_SHORT PROBLEM_
Reproduce the material in full, unchanged.

_MATERIAL_
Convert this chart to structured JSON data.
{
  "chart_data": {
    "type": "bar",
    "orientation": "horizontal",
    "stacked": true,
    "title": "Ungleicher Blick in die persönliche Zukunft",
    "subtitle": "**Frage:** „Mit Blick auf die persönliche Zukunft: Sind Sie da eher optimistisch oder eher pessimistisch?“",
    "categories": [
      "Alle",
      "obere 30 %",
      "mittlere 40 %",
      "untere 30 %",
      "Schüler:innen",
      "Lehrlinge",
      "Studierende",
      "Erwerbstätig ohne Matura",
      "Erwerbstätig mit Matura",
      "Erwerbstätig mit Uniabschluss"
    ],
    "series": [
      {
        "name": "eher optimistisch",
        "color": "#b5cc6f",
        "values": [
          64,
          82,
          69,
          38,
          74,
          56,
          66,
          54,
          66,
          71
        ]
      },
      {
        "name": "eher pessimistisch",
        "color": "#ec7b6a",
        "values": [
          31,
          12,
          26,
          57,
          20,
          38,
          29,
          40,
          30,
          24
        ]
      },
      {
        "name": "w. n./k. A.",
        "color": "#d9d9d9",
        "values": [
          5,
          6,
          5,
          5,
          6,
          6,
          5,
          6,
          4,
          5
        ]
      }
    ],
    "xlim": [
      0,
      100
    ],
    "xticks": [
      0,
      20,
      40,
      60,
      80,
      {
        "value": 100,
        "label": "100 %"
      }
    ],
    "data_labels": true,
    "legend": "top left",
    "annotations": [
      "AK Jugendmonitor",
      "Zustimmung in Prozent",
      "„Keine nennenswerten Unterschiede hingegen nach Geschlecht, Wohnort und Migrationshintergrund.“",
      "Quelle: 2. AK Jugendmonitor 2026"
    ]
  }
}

_RESPONSE TO THE TASK_
Convert this chart to structured JSON data.
{
  "chart_data": {
    "type": "bar",
    "orientation": "horizontal",
    "stacked": true,
    "title": "Ungleicher Blick in die persönliche Zukunft",
    "subtitle": "**Frage:** „Mit Blick auf die persönliche Zukunft: Sind Sie da eher optimistisch oder eher pessimistisch?“",
    "categories": [
      "Alle",
      "obere 30 %",
      "mittlere 40 %",
      "untere 30 %",
      "Schüler:innen",
      "Lehrlinge",
      "Studierende",
      "Erwerbstätig ohne Matura",
      "Erwerbstätig mit Matura",
      "Erwerbstätig mit Uniabschluss"
    ],
    "series": [
      {
        "name": "eher optimistisch",
        "color": "#b5cc6f",
        "values": [
          64,
          82,
          69,
          38,
          74,
          56,
          66,
          54,
          66,
          71
        ]
      },
      {
        "name": "eher pessimistisch",
        "color": "#ec7b6a",
        "values": [
          31,
          12,
          26,
          57,
          20,
          38,
          29,
          40,
          30,
          24
        ]
      },
      {
        "name": "w. n./k. A.",
        "color": "#d9d9d9",
        "values": [
          5,
          6,
          5,
          5,
          6,
          6,
          5,
          6,
          4,
          5
        ]
      }
    ],
    "xlim": [
      0,
      100
    ],
    "xticks": [
      0,
      20,
      40,
      60,
      80,
      {
        "value": 100,
        "label": "100 %"
      }
    ],
    "data_labels": true,
    "legend": "top left",
    "annotations": [
      "AK Jugendmonitor",
      "Zustimmung in Prozent",
      "„Keine nennenswerten Unterschiede hingegen nach Geschlecht, Wohnort und Migrationshintergrund.“",
      "Quelle: 2. AK Jugendmonitor 2026"
    ]
  }
}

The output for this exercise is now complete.